===== TRECHO

Na última quinta-feira (13), um perito fez declarações importantes durante o julgamento da equipe médica que acompanhou Diego Maradona, que faleceu em 25 de novembro de 2020, aos 60 anos. Ele morreu devido a uma parada cardiorrespiratória e edema pulmonar, enquanto recebia cuidados domiciliares em Tigre, na Argentina. O cardiologista Gustavo Di Niro, que faz parte da junta médica responsável por investigar as circunstâncias da morte do ídolo do futebol, afirmou que a deterioração da saúde de Maradona poderia ter sido identificada antes de sua morte, sugerindo que a equipe médica deveria ter intensificado os cuidados.
Durante seu depoimento, Di Niro destacou que Maradona apresentava sinais de alerta, como lesões cardíacas preexistentes, e que o acúmulo de líquidos em seu corpo não era compatível com uma morte súbita. Ele criticou a equipe médica por não ter tomado as medidas necessárias diante dos sintomas, como falta de ar e hipertensão, e defendeu que, ao perceber a disfunção orgânica, o jogador deveria ter sido transferido para um hospital em vez de permanecer sob cuidados domiciliares.

==========
===== REGISTROS SELECIONADOS

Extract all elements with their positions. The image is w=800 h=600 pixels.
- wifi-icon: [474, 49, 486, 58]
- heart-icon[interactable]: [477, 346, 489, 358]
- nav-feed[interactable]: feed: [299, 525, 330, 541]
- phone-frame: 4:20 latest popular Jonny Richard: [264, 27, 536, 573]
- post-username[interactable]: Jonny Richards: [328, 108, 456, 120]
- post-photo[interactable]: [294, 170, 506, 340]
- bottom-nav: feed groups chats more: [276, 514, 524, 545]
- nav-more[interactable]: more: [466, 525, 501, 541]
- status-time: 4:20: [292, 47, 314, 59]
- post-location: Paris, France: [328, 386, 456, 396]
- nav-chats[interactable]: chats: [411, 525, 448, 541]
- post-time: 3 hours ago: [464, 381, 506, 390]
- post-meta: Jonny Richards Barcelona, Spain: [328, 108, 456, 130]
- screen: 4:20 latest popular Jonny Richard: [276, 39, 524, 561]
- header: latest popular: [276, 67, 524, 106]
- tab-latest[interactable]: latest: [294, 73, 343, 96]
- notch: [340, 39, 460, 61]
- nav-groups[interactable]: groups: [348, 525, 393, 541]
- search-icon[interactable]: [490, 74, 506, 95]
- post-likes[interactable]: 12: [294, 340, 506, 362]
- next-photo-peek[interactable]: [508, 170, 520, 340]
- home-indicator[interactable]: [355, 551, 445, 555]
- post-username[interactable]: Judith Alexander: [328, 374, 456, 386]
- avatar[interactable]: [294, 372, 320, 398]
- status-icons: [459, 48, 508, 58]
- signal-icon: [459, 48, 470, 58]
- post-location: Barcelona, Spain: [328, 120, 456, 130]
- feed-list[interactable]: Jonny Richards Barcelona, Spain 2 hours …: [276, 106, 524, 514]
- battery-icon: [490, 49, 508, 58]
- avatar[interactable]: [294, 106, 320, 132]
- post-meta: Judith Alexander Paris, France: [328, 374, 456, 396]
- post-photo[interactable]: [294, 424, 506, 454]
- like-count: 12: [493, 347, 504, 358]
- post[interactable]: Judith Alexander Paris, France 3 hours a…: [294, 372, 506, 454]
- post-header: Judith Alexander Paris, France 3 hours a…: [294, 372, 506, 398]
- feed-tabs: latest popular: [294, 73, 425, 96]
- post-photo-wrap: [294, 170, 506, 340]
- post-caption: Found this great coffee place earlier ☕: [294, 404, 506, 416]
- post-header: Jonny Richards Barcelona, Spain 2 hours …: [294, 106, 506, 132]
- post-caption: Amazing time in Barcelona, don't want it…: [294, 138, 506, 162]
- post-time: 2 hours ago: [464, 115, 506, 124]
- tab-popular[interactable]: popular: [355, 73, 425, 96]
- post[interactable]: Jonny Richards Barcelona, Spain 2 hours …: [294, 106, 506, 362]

==========

De acordo com a notícia sobre o julgamento da equipe médica de Maradona, quais problemas de saúde do jogador o cardiologista Di Niro citou em seu depoimento? Liste todos. O material não é necessário para resolver a atividade.

- Lesões cardíacas preexistentes
- Acúmulo de líquidos no corpo
- Falta de ar
- Hipertensão
- Disfunção orgânica